:: Work to do ::
State how many lines of the records contain the string "this", and give no other information.

====================

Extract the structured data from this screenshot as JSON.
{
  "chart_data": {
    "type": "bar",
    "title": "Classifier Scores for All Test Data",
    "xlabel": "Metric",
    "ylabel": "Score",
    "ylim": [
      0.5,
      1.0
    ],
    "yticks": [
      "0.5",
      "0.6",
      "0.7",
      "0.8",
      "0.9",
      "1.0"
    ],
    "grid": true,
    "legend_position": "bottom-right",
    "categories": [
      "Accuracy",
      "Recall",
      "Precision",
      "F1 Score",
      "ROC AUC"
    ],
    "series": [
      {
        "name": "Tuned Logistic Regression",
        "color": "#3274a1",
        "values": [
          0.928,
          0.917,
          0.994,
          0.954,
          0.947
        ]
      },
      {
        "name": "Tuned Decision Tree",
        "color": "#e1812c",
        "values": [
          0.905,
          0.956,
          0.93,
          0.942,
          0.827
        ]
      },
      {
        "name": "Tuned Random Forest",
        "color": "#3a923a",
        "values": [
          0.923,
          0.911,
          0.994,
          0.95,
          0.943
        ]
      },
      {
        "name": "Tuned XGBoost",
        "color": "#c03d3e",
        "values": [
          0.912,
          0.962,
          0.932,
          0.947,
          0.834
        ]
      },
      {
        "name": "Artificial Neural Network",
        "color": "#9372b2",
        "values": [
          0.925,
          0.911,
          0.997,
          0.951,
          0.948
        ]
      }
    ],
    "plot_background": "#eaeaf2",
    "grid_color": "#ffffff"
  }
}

====================

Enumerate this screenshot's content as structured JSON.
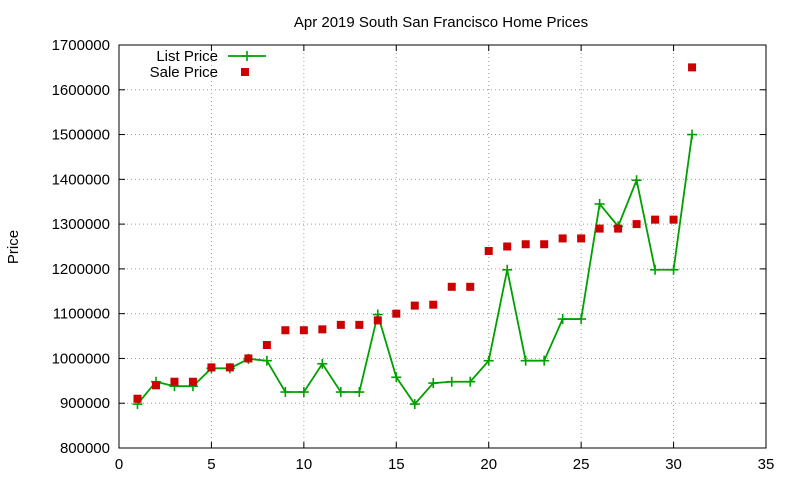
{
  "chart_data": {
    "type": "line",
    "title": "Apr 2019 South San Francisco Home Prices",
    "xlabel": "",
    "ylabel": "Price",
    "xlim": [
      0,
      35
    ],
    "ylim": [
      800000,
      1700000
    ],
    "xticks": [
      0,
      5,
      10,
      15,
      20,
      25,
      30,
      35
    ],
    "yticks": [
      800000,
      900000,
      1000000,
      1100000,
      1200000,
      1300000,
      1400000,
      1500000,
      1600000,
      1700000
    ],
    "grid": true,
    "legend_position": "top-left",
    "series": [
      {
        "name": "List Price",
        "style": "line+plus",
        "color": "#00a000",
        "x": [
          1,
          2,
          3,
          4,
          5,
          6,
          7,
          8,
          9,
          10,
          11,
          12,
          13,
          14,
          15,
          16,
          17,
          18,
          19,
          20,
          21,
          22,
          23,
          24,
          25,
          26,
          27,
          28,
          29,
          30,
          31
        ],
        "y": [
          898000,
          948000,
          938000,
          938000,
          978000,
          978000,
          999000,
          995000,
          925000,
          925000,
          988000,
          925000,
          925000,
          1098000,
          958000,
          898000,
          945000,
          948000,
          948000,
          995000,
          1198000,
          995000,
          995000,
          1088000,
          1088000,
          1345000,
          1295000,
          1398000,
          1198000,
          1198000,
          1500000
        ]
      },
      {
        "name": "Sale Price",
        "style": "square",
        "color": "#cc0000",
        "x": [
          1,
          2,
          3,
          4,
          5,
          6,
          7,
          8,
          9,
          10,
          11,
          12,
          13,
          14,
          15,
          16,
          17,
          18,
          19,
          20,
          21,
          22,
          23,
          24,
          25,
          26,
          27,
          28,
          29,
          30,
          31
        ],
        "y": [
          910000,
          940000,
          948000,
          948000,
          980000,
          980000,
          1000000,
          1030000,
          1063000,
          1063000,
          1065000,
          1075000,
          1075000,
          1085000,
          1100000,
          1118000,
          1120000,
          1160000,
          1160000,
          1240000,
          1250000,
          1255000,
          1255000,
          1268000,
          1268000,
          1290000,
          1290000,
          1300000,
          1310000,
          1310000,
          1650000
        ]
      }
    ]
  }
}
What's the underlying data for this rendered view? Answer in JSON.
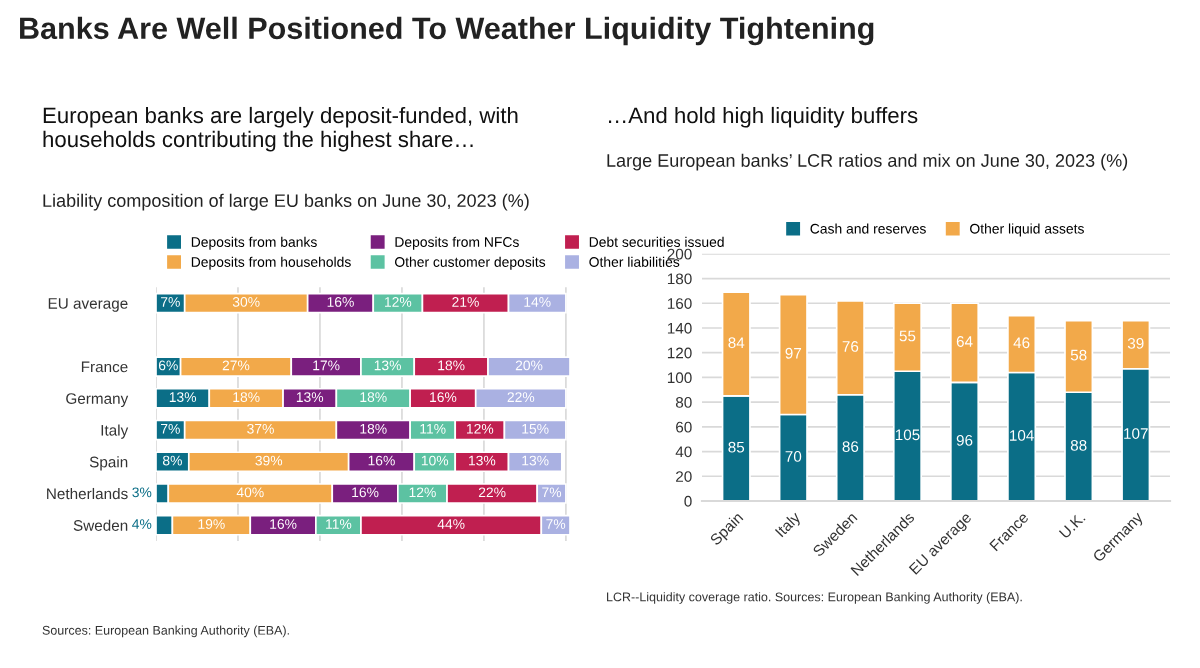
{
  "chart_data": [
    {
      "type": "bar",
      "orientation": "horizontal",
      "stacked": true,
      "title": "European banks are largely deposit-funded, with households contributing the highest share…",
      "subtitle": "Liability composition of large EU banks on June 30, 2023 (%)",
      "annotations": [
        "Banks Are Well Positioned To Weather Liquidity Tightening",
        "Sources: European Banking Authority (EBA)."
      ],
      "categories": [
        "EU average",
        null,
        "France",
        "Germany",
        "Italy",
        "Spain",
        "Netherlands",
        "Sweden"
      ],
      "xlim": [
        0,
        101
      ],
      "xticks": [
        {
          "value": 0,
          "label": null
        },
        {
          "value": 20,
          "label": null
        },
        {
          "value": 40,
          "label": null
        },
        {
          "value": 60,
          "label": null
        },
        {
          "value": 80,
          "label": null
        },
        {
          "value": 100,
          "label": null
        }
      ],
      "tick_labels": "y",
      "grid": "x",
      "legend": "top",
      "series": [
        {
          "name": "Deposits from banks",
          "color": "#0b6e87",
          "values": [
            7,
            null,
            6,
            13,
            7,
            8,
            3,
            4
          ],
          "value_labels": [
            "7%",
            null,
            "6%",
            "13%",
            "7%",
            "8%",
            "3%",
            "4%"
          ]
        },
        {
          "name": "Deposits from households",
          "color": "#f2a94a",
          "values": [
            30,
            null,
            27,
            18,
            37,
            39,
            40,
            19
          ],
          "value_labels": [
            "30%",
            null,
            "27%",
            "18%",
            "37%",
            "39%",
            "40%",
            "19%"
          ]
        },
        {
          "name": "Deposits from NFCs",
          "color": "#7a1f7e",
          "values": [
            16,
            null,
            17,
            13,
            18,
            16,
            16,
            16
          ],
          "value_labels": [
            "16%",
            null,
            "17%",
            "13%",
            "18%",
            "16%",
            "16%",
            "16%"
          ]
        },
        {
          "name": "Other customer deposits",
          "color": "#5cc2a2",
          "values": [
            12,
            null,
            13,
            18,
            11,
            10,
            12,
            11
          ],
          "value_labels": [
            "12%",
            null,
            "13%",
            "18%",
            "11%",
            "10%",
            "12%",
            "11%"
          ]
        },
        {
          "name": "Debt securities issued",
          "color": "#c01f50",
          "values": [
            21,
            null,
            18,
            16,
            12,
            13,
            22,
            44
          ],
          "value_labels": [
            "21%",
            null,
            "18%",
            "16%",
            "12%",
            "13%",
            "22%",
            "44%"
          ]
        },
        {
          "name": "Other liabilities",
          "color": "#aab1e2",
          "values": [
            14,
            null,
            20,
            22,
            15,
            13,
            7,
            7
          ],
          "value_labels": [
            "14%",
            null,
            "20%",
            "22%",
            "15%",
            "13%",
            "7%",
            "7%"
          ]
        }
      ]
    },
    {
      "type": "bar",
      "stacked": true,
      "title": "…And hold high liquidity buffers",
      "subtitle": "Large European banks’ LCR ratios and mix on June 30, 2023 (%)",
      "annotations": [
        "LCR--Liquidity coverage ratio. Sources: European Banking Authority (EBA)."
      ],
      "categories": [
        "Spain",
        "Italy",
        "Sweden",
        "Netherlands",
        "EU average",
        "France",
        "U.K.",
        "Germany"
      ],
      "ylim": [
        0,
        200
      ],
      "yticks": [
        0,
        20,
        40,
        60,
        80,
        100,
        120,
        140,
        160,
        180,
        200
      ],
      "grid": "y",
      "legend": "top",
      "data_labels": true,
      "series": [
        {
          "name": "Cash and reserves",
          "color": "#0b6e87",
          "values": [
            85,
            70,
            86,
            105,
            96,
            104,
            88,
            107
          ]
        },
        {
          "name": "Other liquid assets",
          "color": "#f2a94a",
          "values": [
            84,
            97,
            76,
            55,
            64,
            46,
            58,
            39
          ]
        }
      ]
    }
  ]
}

====================

:: Correct result ::
3